• Instruction: Print every entry, word for word, and skip the images.

• Records for this exercise:
* * * * * * *

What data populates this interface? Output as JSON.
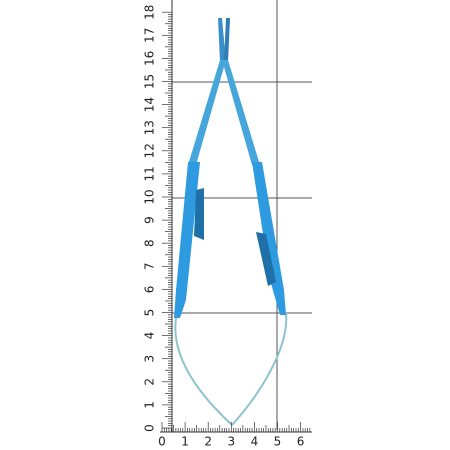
{
  "ruler": {
    "vertical_labels": [
      "0",
      "1",
      "2",
      "3",
      "4",
      "5",
      "6",
      "7",
      "8",
      "9",
      "10",
      "11",
      "12",
      "13",
      "14",
      "15",
      "16",
      "17",
      "18"
    ],
    "horizontal_labels": [
      "0",
      "1",
      "2",
      "3",
      "4",
      "5",
      "6"
    ]
  }
}
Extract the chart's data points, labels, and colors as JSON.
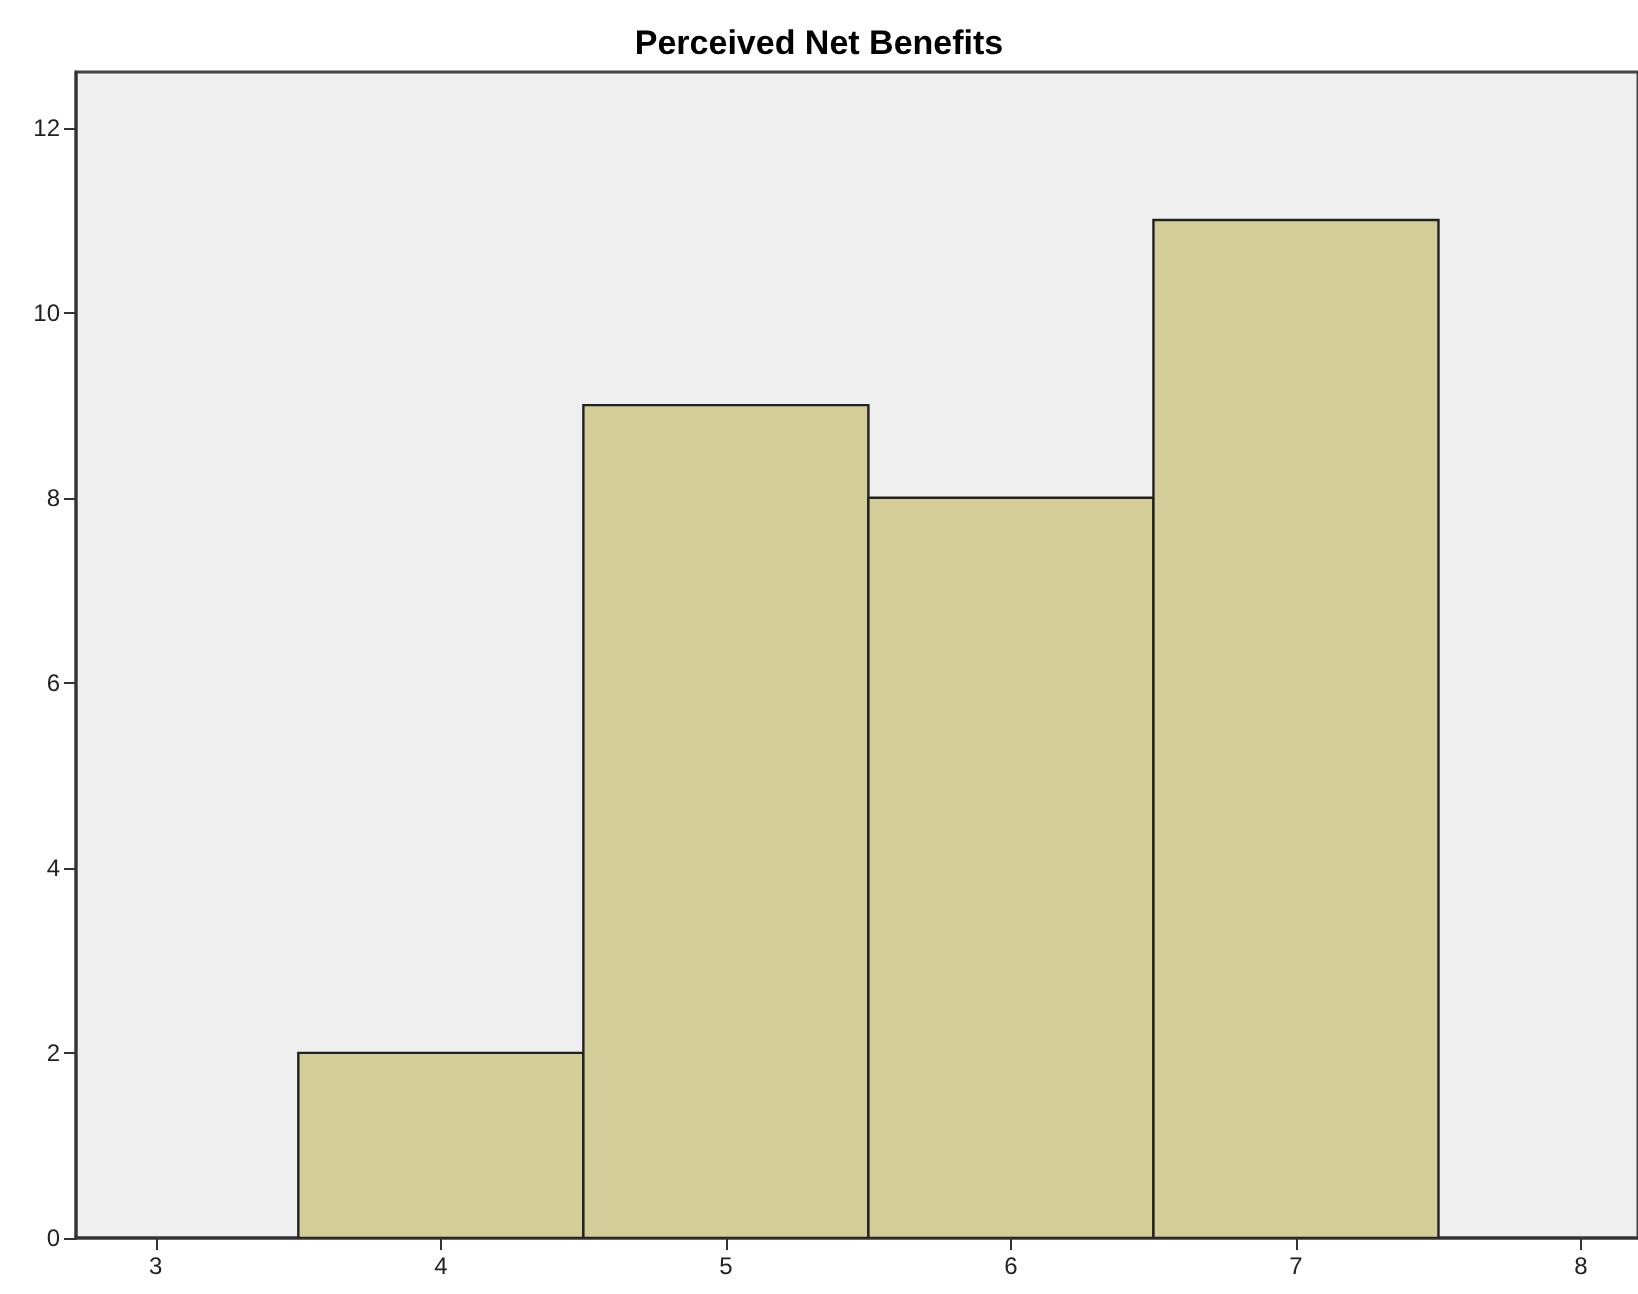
{
  "chart_data": {
    "type": "histogram",
    "title": "Perceived Net Benefits",
    "bins": [
      3.5,
      4.5,
      5.5,
      6.5,
      7.5
    ],
    "values": [
      2,
      9,
      8,
      11
    ],
    "color": "#d3ce98",
    "xlim": [
      2.72,
      8.2
    ],
    "xticks": [
      3,
      4,
      5,
      6,
      7,
      8
    ],
    "ylim": [
      0,
      12.6
    ],
    "yticks": [
      0,
      2,
      4,
      6,
      8,
      10,
      12
    ],
    "grid": false
  }
}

* * * * * * *

• Solution below:
What data populates this interface? Output as JSON.
{
  "ruler": {
    "vertical_labels": [
      "0",
      "1",
      "2",
      "3",
      "4",
      "5",
      "6",
      "7",
      "8",
      "9",
      "10",
      "11",
      "12",
      "13",
      "14",
      "15",
      "16",
      "17",
      "18"
    ],
    "horizontal_labels": [
      "0",
      "1",
      "2",
      "3",
      "4",
      "5",
      "6"
    ]
  }
}
Extract the chart's data points, labels, and colors as JSON.
{
  "chart_data": {
    "type": "histogram",
    "title": "Perceived Net Benefits",
    "bins": [
      3.5,
      4.5,
      5.5,
      6.5,
      7.5
    ],
    "values": [
      2,
      9,
      8,
      11
    ],
    "color": "#d3ce98",
    "xlim": [
      2.72,
      8.2
    ],
    "xticks": [
      3,
      4,
      5,
      6,
      7,
      8
    ],
    "ylim": [
      0,
      12.6
    ],
    "yticks": [
      0,
      2,
      4,
      6,
      8,
      10,
      12
    ],
    "grid": false
  }
}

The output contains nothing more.